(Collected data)
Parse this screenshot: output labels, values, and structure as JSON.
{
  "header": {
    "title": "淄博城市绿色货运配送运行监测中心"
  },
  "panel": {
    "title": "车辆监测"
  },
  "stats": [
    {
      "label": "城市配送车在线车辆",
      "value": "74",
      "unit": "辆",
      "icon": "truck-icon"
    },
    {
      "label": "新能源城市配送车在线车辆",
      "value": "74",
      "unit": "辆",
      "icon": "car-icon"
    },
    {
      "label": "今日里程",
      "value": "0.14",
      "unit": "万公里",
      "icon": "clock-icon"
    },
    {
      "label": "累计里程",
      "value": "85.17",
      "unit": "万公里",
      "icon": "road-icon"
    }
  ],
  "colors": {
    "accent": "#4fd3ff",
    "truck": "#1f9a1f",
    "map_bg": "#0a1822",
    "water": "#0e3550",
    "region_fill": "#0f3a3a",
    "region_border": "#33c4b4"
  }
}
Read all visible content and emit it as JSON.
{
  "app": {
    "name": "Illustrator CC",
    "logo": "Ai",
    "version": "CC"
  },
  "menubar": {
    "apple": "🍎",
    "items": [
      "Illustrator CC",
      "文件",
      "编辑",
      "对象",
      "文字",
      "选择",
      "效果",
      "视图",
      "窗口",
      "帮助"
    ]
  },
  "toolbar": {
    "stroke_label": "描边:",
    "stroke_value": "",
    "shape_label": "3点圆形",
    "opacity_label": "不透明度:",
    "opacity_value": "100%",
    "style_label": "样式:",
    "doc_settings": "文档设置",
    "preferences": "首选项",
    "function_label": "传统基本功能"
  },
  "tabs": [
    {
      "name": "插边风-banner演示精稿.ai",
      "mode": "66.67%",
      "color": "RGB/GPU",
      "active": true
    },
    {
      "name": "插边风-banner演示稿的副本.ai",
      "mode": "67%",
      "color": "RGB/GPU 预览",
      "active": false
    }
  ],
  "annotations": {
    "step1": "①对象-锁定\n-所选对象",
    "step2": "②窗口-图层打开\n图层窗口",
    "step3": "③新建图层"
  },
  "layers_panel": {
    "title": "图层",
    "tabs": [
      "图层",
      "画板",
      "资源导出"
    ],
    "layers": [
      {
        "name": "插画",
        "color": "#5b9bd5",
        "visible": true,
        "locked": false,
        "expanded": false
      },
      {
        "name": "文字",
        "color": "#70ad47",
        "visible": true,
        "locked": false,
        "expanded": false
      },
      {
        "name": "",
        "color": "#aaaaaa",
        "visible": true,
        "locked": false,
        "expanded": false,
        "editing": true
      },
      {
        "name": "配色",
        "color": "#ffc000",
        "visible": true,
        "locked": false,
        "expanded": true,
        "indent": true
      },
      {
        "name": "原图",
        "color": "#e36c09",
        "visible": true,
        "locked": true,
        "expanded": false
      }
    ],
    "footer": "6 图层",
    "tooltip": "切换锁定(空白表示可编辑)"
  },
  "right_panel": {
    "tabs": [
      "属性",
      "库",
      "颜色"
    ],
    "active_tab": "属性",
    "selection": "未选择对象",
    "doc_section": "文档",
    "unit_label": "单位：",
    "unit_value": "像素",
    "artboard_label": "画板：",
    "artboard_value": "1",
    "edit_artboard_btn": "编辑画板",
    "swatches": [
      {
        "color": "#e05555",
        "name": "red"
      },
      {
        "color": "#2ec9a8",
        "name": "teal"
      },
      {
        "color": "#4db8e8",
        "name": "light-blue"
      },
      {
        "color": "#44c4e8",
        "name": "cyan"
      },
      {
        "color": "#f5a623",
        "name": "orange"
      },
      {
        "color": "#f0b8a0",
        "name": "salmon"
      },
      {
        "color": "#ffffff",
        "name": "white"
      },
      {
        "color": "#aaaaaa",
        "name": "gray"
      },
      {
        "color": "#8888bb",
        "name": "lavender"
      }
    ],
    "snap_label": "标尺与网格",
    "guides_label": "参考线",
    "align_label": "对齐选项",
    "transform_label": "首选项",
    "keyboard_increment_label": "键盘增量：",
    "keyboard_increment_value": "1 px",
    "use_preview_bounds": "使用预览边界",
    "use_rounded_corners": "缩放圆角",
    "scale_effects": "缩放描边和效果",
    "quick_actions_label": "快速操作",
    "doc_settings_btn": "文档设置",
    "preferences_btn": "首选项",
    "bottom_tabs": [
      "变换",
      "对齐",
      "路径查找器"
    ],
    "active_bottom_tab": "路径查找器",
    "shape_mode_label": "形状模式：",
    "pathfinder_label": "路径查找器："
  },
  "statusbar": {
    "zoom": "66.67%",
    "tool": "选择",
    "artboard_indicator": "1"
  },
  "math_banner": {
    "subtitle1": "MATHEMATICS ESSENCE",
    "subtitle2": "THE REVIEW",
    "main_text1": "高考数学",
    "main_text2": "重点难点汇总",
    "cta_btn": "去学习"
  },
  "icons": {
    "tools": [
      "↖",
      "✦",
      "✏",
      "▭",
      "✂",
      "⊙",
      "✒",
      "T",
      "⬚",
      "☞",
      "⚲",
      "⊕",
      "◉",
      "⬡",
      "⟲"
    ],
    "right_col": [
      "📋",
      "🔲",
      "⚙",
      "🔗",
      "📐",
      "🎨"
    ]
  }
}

→ **Task prompt**
State the count of lines that contain the string "路径查找器". Nothing else is needed.

→ **Solution for this problem**
3